[Stored data]
[START]
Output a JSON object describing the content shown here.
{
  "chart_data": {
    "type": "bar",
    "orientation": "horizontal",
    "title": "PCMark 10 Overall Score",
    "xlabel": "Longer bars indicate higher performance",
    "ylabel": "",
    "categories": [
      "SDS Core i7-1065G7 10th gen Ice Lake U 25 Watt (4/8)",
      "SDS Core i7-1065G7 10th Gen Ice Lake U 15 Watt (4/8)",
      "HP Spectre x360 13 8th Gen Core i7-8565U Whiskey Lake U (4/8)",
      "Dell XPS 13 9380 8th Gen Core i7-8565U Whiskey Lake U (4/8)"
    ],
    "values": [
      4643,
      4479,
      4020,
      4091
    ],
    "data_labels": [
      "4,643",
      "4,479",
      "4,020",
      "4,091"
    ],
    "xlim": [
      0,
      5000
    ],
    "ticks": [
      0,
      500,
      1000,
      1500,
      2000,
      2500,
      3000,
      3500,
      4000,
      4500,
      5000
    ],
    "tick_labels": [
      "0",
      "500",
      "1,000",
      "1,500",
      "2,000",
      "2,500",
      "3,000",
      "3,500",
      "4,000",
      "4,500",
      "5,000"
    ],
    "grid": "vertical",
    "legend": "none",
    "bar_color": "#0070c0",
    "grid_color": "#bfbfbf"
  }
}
[END]
Given instruction:
Nothing should be left out: repeat all of the data exactly.

Exercise solution:
Output a JSON object describing the content shown here.
{
  "chart_data": {
    "type": "bar",
    "orientation": "horizontal",
    "title": "PCMark 10 Overall Score",
    "xlabel": "Longer bars indicate higher performance",
    "ylabel": "",
    "categories": [
      "SDS Core i7-1065G7 10th gen Ice Lake U 25 Watt (4/8)",
      "SDS Core i7-1065G7 10th Gen Ice Lake U 15 Watt (4/8)",
      "HP Spectre x360 13 8th Gen Core i7-8565U Whiskey Lake U (4/8)",
      "Dell XPS 13 9380 8th Gen Core i7-8565U Whiskey Lake U (4/8)"
    ],
    "values": [
      4643,
      4479,
      4020,
      4091
    ],
    "data_labels": [
      "4,643",
      "4,479",
      "4,020",
      "4,091"
    ],
    "xlim": [
      0,
      5000
    ],
    "ticks": [
      0,
      500,
      1000,
      1500,
      2000,
      2500,
      3000,
      3500,
      4000,
      4500,
      5000
    ],
    "tick_labels": [
      "0",
      "500",
      "1,000",
      "1,500",
      "2,000",
      "2,500",
      "3,000",
      "3,500",
      "4,000",
      "4,500",
      "5,000"
    ],
    "grid": "vertical",
    "legend": "none",
    "bar_color": "#0070c0",
    "grid_color": "#bfbfbf"
  }
}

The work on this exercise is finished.